» **The task**
Check each line of the data for "kaffe" and select those that have it.

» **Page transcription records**
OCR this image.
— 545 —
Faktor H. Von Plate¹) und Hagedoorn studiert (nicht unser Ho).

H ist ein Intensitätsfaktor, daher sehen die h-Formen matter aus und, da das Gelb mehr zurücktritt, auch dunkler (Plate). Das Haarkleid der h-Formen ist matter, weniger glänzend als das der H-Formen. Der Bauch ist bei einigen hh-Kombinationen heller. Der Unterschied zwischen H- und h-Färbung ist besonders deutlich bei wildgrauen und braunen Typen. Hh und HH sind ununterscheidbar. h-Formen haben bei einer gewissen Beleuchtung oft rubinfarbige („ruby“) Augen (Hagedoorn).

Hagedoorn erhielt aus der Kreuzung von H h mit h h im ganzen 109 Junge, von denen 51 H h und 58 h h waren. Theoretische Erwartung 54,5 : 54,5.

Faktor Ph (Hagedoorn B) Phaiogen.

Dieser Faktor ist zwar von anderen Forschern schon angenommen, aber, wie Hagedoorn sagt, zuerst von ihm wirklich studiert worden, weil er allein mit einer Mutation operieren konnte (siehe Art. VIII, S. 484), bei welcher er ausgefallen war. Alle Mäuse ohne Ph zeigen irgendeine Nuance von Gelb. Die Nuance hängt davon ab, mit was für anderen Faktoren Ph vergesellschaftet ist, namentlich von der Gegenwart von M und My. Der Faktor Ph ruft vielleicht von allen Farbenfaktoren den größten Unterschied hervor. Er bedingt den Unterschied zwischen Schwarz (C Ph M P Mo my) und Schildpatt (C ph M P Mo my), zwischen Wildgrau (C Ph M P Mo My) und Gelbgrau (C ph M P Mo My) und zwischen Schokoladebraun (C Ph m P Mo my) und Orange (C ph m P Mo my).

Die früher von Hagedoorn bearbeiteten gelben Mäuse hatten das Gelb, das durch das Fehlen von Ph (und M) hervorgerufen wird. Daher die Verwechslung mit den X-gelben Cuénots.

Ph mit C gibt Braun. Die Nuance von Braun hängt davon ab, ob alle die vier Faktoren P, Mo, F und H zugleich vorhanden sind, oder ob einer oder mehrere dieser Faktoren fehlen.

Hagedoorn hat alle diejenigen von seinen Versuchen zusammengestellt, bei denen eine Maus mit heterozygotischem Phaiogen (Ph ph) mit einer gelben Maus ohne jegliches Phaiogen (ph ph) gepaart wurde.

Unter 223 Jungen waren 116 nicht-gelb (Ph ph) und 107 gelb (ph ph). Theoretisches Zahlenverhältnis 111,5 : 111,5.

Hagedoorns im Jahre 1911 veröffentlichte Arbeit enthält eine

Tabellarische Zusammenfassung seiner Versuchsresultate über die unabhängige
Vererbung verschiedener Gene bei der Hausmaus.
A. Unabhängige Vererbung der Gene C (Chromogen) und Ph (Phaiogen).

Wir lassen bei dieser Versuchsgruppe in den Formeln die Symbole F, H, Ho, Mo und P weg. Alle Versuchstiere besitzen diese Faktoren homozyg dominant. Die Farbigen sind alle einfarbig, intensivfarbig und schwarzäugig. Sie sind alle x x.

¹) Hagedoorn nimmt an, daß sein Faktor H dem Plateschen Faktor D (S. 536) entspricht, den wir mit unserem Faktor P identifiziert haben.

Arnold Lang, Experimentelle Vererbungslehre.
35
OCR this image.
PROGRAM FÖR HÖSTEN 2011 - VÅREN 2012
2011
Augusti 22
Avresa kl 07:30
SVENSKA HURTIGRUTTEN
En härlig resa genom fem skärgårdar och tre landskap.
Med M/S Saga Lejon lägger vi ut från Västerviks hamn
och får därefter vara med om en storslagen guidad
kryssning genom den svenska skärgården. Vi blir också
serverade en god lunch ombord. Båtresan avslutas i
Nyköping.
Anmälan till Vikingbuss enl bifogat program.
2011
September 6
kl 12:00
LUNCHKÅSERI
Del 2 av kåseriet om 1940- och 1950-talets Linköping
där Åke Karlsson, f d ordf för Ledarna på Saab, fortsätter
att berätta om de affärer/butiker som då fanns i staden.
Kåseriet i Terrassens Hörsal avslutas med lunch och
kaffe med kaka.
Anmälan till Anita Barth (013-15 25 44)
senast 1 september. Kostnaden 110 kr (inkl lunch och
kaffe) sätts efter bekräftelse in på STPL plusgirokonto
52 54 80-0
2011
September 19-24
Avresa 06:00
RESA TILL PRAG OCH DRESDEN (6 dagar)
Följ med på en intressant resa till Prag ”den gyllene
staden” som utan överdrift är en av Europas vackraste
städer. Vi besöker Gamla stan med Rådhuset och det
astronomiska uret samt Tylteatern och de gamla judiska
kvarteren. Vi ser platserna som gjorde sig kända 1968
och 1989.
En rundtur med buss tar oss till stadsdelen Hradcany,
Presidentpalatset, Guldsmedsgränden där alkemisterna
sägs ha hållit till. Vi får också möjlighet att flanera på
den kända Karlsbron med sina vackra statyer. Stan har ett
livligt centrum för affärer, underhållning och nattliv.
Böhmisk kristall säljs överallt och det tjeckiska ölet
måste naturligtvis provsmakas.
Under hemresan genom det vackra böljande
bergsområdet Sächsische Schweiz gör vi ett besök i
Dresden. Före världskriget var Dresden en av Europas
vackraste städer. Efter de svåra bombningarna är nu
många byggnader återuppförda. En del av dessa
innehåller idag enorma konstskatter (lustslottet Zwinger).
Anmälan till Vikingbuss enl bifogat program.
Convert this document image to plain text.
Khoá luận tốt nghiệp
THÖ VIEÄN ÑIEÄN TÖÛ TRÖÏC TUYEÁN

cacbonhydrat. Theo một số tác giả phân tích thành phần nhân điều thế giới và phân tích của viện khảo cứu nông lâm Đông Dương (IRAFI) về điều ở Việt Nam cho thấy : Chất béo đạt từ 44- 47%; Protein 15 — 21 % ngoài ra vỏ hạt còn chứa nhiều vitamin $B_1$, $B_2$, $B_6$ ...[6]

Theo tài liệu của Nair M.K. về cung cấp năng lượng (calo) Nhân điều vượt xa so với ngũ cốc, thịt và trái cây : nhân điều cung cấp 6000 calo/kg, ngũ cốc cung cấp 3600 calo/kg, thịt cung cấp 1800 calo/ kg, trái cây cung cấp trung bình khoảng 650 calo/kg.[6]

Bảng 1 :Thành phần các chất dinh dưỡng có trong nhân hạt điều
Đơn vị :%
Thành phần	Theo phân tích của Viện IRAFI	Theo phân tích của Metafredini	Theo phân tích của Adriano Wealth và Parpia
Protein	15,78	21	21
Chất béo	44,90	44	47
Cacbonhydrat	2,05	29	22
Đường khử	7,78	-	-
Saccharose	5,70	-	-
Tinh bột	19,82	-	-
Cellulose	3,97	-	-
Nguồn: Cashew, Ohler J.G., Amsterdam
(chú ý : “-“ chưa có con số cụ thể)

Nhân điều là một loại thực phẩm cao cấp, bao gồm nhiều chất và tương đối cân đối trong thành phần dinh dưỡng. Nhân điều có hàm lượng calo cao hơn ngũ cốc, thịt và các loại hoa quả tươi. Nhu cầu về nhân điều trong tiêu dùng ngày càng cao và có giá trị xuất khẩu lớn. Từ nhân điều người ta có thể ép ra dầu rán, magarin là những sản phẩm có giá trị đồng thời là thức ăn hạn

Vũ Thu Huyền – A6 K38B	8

» **Exercise result**
kaffe med kaka.
kaffe) sätts efter bekräftelse in på STPL plusgirokonto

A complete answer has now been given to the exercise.